→ Input:

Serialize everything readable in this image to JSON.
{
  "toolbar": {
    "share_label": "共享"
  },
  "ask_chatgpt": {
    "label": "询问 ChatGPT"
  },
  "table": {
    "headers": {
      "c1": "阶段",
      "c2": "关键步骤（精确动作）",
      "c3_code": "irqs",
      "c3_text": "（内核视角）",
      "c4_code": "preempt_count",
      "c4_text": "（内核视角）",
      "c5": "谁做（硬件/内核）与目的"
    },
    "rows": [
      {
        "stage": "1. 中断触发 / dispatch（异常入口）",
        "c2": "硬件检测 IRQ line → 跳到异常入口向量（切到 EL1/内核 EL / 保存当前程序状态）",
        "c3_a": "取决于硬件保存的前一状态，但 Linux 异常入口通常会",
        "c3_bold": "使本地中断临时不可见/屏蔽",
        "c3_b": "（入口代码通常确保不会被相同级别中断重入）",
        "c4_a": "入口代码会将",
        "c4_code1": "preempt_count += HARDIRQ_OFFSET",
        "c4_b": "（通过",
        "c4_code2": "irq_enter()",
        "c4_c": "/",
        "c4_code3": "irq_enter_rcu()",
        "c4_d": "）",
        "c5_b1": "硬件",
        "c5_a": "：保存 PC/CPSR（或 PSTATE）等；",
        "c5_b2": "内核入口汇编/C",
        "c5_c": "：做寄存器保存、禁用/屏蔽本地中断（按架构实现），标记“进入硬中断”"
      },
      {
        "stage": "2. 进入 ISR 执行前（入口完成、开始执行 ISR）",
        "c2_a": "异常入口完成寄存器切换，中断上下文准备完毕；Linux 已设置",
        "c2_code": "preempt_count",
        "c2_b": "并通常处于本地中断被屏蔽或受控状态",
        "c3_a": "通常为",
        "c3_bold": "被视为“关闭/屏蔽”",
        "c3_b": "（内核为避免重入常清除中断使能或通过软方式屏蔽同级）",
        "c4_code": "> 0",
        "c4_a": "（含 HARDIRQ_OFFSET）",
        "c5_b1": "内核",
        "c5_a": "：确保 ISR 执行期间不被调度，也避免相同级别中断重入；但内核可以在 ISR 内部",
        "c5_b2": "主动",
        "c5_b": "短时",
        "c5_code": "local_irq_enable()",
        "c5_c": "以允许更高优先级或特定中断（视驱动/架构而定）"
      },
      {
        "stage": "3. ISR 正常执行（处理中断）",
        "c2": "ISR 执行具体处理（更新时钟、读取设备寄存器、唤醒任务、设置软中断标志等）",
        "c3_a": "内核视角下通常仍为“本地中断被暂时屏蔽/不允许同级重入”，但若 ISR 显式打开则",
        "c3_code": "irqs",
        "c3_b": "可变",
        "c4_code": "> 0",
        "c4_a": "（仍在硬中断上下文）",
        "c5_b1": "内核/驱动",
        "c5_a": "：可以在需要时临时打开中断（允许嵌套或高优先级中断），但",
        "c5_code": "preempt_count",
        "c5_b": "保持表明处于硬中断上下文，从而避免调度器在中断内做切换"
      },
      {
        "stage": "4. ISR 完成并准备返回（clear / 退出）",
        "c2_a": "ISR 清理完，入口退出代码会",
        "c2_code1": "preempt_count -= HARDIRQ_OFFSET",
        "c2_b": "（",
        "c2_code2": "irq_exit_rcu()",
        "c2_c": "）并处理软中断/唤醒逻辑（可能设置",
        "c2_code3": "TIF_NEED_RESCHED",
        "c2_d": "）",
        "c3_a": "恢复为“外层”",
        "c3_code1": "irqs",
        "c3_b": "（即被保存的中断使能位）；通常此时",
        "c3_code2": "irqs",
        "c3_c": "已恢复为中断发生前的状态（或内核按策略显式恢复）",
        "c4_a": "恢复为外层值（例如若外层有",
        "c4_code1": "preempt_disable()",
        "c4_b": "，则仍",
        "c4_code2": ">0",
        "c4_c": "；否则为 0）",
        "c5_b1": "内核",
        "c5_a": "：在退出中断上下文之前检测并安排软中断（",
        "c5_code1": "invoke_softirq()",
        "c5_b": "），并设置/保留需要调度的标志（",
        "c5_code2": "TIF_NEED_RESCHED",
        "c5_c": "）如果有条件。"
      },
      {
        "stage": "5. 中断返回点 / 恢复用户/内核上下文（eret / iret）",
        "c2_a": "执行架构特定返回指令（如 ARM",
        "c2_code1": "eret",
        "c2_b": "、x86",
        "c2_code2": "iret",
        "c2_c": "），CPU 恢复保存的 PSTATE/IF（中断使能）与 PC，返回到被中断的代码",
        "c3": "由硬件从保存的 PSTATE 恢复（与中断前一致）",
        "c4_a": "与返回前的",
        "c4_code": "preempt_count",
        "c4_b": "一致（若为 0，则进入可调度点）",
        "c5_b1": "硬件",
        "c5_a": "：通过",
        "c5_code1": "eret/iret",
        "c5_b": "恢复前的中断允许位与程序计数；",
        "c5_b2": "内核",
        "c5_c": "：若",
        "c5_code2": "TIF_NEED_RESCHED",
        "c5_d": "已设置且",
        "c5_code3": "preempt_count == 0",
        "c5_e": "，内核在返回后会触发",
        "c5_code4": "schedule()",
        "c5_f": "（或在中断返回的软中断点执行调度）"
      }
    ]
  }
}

→ Your task:
Your task is to repeat the data exactly; please include every line.

→ Finished answer:
Serialize everything readable in this image to JSON.
{
  "toolbar": {
    "share_label": "共享"
  },
  "ask_chatgpt": {
    "label": "询问 ChatGPT"
  },
  "table": {
    "headers": {
      "c1": "阶段",
      "c2": "关键步骤（精确动作）",
      "c3_code": "irqs",
      "c3_text": "（内核视角）",
      "c4_code": "preempt_count",
      "c4_text": "（内核视角）",
      "c5": "谁做（硬件/内核）与目的"
    },
    "rows": [
      {
        "stage": "1. 中断触发 / dispatch（异常入口）",
        "c2": "硬件检测 IRQ line → 跳到异常入口向量（切到 EL1/内核 EL / 保存当前程序状态）",
        "c3_a": "取决于硬件保存的前一状态，但 Linux 异常入口通常会",
        "c3_bold": "使本地中断临时不可见/屏蔽",
        "c3_b": "（入口代码通常确保不会被相同级别中断重入）",
        "c4_a": "入口代码会将",
        "c4_code1": "preempt_count += HARDIRQ_OFFSET",
        "c4_b": "（通过",
        "c4_code2": "irq_enter()",
        "c4_c": "/",
        "c4_code3": "irq_enter_rcu()",
        "c4_d": "）",
        "c5_b1": "硬件",
        "c5_a": "：保存 PC/CPSR（或 PSTATE）等；",
        "c5_b2": "内核入口汇编/C",
        "c5_c": "：做寄存器保存、禁用/屏蔽本地中断（按架构实现），标记“进入硬中断”"
      },
      {
        "stage": "2. 进入 ISR 执行前（入口完成、开始执行 ISR）",
        "c2_a": "异常入口完成寄存器切换，中断上下文准备完毕；Linux 已设置",
        "c2_code": "preempt_count",
        "c2_b": "并通常处于本地中断被屏蔽或受控状态",
        "c3_a": "通常为",
        "c3_bold": "被视为“关闭/屏蔽”",
        "c3_b": "（内核为避免重入常清除中断使能或通过软方式屏蔽同级）",
        "c4_code": "> 0",
        "c4_a": "（含 HARDIRQ_OFFSET）",
        "c5_b1": "内核",
        "c5_a": "：确保 ISR 执行期间不被调度，也避免相同级别中断重入；但内核可以在 ISR 内部",
        "c5_b2": "主动",
        "c5_b": "短时",
        "c5_code": "local_irq_enable()",
        "c5_c": "以允许更高优先级或特定中断（视驱动/架构而定）"
      },
      {
        "stage": "3. ISR 正常执行（处理中断）",
        "c2": "ISR 执行具体处理（更新时钟、读取设备寄存器、唤醒任务、设置软中断标志等）",
        "c3_a": "内核视角下通常仍为“本地中断被暂时屏蔽/不允许同级重入”，但若 ISR 显式打开则",
        "c3_code": "irqs",
        "c3_b": "可变",
        "c4_code": "> 0",
        "c4_a": "（仍在硬中断上下文）",
        "c5_b1": "内核/驱动",
        "c5_a": "：可以在需要时临时打开中断（允许嵌套或高优先级中断），但",
        "c5_code": "preempt_count",
        "c5_b": "保持表明处于硬中断上下文，从而避免调度器在中断内做切换"
      },
      {
        "stage": "4. ISR 完成并准备返回（clear / 退出）",
        "c2_a": "ISR 清理完，入口退出代码会",
        "c2_code1": "preempt_count -= HARDIRQ_OFFSET",
        "c2_b": "（",
        "c2_code2": "irq_exit_rcu()",
        "c2_c": "）并处理软中断/唤醒逻辑（可能设置",
        "c2_code3": "TIF_NEED_RESCHED",
        "c2_d": "）",
        "c3_a": "恢复为“外层”",
        "c3_code1": "irqs",
        "c3_b": "（即被保存的中断使能位）；通常此时",
        "c3_code2": "irqs",
        "c3_c": "已恢复为中断发生前的状态（或内核按策略显式恢复）",
        "c4_a": "恢复为外层值（例如若外层有",
        "c4_code1": "preempt_disable()",
        "c4_b": "，则仍",
        "c4_code2": ">0",
        "c4_c": "；否则为 0）",
        "c5_b1": "内核",
        "c5_a": "：在退出中断上下文之前检测并安排软中断（",
        "c5_code1": "invoke_softirq()",
        "c5_b": "），并设置/保留需要调度的标志（",
        "c5_code2": "TIF_NEED_RESCHED",
        "c5_c": "）如果有条件。"
      },
      {
        "stage": "5. 中断返回点 / 恢复用户/内核上下文（eret / iret）",
        "c2_a": "执行架构特定返回指令（如 ARM",
        "c2_code1": "eret",
        "c2_b": "、x86",
        "c2_code2": "iret",
        "c2_c": "），CPU 恢复保存的 PSTATE/IF（中断使能）与 PC，返回到被中断的代码",
        "c3": "由硬件从保存的 PSTATE 恢复（与中断前一致）",
        "c4_a": "与返回前的",
        "c4_code": "preempt_count",
        "c4_b": "一致（若为 0，则进入可调度点）",
        "c5_b1": "硬件",
        "c5_a": "：通过",
        "c5_code1": "eret/iret",
        "c5_b": "恢复前的中断允许位与程序计数；",
        "c5_b2": "内核",
        "c5_c": "：若",
        "c5_code2": "TIF_NEED_RESCHED",
        "c5_d": "已设置且",
        "c5_code3": "preempt_count == 0",
        "c5_e": "，内核在返回后会触发",
        "c5_code4": "schedule()",
        "c5_f": "（或在中断返回的软中断点执行调度）"
      }
    ]
  }
}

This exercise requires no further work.